>> start

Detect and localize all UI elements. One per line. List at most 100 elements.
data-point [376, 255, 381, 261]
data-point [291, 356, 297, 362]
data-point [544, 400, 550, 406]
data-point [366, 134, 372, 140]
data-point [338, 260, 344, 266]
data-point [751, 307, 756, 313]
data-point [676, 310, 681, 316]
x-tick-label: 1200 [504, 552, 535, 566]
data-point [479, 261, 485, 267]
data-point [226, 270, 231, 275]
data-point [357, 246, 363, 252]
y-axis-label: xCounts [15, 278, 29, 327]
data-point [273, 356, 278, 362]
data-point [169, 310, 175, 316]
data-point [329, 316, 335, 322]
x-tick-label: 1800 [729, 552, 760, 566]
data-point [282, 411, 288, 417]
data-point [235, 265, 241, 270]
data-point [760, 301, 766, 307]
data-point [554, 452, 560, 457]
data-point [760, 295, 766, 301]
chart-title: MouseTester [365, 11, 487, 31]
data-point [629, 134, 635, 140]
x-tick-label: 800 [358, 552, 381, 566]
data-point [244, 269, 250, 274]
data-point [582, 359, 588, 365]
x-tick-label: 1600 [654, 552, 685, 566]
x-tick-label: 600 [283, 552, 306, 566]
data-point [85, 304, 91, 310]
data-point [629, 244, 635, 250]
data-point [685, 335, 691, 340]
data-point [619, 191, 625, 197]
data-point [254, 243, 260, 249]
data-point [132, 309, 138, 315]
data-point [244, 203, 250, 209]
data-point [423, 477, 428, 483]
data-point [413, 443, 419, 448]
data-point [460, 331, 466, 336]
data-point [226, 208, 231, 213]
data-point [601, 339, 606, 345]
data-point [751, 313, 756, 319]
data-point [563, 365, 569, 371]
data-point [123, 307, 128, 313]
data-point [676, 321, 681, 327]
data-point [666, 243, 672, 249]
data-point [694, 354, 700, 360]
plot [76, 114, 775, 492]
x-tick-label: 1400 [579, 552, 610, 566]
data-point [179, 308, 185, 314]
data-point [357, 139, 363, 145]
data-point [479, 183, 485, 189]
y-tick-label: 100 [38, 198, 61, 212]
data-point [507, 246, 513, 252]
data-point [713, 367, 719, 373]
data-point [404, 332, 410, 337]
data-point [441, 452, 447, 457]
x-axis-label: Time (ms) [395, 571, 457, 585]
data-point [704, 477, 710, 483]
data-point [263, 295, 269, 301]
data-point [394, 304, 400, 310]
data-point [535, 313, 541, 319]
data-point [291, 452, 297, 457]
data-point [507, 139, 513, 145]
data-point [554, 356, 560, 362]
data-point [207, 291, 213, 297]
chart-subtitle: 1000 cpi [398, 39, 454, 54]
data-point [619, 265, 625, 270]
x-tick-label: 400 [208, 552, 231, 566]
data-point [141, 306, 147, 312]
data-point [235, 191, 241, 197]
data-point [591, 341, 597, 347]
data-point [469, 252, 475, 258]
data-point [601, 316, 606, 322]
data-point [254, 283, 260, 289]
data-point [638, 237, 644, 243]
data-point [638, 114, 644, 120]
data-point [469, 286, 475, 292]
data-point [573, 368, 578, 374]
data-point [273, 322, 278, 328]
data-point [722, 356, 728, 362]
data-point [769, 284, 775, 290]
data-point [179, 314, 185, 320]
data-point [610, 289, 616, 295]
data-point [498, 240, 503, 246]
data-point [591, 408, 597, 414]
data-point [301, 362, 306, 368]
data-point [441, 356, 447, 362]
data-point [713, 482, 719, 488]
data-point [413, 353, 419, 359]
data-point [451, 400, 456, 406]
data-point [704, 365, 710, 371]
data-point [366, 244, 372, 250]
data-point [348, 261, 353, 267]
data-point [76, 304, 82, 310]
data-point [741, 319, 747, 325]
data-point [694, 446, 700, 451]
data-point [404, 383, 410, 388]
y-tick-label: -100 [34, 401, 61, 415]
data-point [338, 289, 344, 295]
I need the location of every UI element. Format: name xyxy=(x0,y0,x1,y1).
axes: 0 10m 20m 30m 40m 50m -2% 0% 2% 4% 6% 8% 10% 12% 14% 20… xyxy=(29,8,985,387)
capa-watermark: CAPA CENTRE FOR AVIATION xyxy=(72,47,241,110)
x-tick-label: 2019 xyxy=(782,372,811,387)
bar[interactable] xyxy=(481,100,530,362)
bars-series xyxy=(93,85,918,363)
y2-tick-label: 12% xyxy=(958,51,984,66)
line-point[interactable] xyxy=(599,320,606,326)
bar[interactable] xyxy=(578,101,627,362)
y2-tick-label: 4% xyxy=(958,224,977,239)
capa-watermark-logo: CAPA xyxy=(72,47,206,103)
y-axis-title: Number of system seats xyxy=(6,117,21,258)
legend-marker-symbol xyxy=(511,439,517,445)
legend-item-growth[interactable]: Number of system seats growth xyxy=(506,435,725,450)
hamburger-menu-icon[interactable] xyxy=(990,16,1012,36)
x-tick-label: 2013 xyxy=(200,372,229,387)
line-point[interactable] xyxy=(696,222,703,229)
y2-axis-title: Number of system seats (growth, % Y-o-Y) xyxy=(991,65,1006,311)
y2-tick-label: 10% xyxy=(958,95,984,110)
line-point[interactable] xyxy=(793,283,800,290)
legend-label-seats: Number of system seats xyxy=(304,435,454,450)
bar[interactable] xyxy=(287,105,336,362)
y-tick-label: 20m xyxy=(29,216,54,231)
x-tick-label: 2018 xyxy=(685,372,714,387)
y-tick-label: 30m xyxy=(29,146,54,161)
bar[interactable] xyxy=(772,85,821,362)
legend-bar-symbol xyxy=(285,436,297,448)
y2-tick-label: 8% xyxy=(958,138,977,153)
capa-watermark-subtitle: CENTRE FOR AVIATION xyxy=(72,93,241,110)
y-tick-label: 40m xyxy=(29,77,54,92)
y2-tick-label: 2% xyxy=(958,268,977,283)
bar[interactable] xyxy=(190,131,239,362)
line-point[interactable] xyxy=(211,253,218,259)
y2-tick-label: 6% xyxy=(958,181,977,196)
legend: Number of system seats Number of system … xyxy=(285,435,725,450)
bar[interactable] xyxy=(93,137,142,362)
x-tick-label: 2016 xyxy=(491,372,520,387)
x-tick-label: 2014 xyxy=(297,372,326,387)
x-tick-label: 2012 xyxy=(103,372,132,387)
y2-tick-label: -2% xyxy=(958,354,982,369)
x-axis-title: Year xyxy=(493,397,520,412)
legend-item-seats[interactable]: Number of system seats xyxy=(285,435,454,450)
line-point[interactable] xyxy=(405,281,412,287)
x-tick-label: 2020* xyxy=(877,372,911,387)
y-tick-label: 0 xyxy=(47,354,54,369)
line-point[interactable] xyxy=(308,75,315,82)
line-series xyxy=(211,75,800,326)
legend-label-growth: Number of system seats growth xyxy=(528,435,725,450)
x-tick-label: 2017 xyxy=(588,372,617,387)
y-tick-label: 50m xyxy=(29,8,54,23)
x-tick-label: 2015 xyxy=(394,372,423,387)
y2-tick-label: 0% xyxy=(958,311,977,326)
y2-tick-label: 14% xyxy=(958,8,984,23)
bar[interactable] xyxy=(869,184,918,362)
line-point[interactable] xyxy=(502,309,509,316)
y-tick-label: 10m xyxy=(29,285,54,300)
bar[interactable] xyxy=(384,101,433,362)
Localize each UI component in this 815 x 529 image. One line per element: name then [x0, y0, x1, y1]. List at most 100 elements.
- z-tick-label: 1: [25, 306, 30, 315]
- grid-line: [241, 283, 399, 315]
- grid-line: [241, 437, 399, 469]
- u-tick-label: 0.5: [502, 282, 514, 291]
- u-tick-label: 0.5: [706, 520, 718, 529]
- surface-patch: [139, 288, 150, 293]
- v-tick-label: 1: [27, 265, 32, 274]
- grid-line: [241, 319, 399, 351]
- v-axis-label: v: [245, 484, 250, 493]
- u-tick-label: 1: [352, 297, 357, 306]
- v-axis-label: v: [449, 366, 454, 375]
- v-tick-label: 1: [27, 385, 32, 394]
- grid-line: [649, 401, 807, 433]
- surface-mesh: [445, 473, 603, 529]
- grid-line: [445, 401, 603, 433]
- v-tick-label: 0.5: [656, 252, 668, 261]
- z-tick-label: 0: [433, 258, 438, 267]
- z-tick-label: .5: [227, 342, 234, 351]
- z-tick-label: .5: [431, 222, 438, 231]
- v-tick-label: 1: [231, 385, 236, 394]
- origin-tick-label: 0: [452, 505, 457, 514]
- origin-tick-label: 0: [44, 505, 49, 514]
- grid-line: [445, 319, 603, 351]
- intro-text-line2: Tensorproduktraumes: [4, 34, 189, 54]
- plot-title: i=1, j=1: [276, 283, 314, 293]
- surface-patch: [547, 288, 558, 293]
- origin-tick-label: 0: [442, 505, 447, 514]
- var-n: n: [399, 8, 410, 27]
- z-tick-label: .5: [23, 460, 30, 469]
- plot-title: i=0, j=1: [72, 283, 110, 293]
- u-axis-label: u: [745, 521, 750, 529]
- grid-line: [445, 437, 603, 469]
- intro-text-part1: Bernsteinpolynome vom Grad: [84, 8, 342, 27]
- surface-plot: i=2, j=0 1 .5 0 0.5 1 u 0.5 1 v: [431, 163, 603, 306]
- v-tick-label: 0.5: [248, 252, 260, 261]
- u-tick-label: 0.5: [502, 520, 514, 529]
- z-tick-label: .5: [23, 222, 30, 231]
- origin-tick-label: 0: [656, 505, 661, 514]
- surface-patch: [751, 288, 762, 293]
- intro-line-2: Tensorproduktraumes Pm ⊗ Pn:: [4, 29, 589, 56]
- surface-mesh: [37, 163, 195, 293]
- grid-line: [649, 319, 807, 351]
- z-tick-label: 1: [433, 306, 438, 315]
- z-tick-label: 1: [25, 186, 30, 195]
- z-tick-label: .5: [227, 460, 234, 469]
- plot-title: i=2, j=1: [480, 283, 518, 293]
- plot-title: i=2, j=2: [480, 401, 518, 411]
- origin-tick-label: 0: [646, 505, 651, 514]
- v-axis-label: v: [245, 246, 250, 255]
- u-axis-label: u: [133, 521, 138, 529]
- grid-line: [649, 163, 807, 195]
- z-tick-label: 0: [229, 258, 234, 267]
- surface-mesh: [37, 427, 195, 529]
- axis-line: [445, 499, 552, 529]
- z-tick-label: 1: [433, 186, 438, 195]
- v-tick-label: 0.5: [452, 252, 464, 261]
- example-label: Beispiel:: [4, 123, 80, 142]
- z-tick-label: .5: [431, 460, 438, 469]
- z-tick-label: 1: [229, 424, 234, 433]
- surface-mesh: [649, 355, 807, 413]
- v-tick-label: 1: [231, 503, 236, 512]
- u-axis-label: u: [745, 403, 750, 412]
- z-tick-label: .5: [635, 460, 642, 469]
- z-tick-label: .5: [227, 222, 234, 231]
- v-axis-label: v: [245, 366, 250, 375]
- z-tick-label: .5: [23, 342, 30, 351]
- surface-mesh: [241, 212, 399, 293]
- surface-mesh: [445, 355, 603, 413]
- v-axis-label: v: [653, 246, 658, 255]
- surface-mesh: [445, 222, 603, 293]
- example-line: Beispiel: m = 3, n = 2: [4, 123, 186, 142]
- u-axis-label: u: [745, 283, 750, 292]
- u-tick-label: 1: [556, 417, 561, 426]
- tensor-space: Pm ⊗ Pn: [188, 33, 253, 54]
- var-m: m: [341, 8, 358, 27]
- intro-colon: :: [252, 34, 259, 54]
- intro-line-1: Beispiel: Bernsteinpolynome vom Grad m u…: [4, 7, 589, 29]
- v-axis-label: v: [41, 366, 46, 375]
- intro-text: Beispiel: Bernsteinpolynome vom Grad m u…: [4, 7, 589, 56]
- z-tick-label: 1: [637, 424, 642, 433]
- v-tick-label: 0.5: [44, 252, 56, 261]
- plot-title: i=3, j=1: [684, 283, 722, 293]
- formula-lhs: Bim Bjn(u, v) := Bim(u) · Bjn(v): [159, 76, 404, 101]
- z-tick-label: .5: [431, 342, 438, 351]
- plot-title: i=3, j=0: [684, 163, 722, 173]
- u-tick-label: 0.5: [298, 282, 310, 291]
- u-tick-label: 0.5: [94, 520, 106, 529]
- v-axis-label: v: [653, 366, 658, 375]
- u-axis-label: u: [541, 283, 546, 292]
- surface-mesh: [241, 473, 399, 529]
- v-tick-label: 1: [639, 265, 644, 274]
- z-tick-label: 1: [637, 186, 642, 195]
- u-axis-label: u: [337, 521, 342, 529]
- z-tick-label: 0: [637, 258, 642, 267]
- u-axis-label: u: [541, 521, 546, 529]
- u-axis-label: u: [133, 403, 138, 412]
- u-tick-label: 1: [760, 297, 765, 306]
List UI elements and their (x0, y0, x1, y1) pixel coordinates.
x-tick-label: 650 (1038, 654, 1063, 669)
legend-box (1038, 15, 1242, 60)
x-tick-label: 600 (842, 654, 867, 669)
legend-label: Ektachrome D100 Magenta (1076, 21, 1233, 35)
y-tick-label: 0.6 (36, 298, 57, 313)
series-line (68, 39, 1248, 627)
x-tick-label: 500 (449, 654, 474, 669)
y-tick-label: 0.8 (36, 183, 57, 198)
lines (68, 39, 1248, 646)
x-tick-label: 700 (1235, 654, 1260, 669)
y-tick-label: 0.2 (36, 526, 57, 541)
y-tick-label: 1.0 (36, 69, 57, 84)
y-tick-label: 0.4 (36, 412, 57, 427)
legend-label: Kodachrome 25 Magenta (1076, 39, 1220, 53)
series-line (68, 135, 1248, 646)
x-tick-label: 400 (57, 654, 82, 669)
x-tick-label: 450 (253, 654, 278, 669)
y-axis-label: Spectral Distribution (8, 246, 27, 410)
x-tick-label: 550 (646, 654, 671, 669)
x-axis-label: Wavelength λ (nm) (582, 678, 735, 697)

>> end

Required work: In the stretch from the start of the records through the line containing "data-point [394, 304, 400, 310]", change every "x-tick-label" to "x-axis-tick" and give those lines again with nothing else altered.

Exercise solution:
Detect and localize all UI elements. One per line. List at most 100 elements.
data-point [376, 255, 381, 261]
data-point [291, 356, 297, 362]
data-point [544, 400, 550, 406]
data-point [366, 134, 372, 140]
data-point [338, 260, 344, 266]
data-point [751, 307, 756, 313]
data-point [676, 310, 681, 316]
x-axis-tick: 1200 [504, 552, 535, 566]
data-point [479, 261, 485, 267]
data-point [226, 270, 231, 275]
data-point [357, 246, 363, 252]
y-axis-label: xCounts [15, 278, 29, 327]
data-point [273, 356, 278, 362]
data-point [169, 310, 175, 316]
data-point [329, 316, 335, 322]
x-axis-tick: 1800 [729, 552, 760, 566]
data-point [282, 411, 288, 417]
data-point [235, 265, 241, 270]
data-point [760, 301, 766, 307]
data-point [554, 452, 560, 457]
data-point [760, 295, 766, 301]
chart-title: MouseTester [365, 11, 487, 31]
data-point [629, 134, 635, 140]
x-axis-tick: 800 [358, 552, 381, 566]
data-point [244, 269, 250, 274]
data-point [582, 359, 588, 365]
x-axis-tick: 1600 [654, 552, 685, 566]
x-axis-tick: 600 [283, 552, 306, 566]
data-point [85, 304, 91, 310]
data-point [629, 244, 635, 250]
data-point [685, 335, 691, 340]
data-point [619, 191, 625, 197]
data-point [254, 243, 260, 249]
data-point [132, 309, 138, 315]
data-point [244, 203, 250, 209]
data-point [423, 477, 428, 483]
data-point [413, 443, 419, 448]
data-point [460, 331, 466, 336]
data-point [226, 208, 231, 213]
data-point [601, 339, 606, 345]
data-point [751, 313, 756, 319]
data-point [563, 365, 569, 371]
data-point [123, 307, 128, 313]
data-point [676, 321, 681, 327]
data-point [666, 243, 672, 249]
data-point [694, 354, 700, 360]
plot [76, 114, 775, 492]
x-axis-tick: 1400 [579, 552, 610, 566]
data-point [179, 308, 185, 314]
data-point [357, 139, 363, 145]
data-point [479, 183, 485, 189]
y-tick-label: 100 [38, 198, 61, 212]
data-point [507, 246, 513, 252]
data-point [713, 367, 719, 373]
data-point [404, 332, 410, 337]
data-point [441, 452, 447, 457]
x-axis-label: Time (ms) [395, 571, 457, 585]
data-point [704, 477, 710, 483]
data-point [263, 295, 269, 301]
data-point [394, 304, 400, 310]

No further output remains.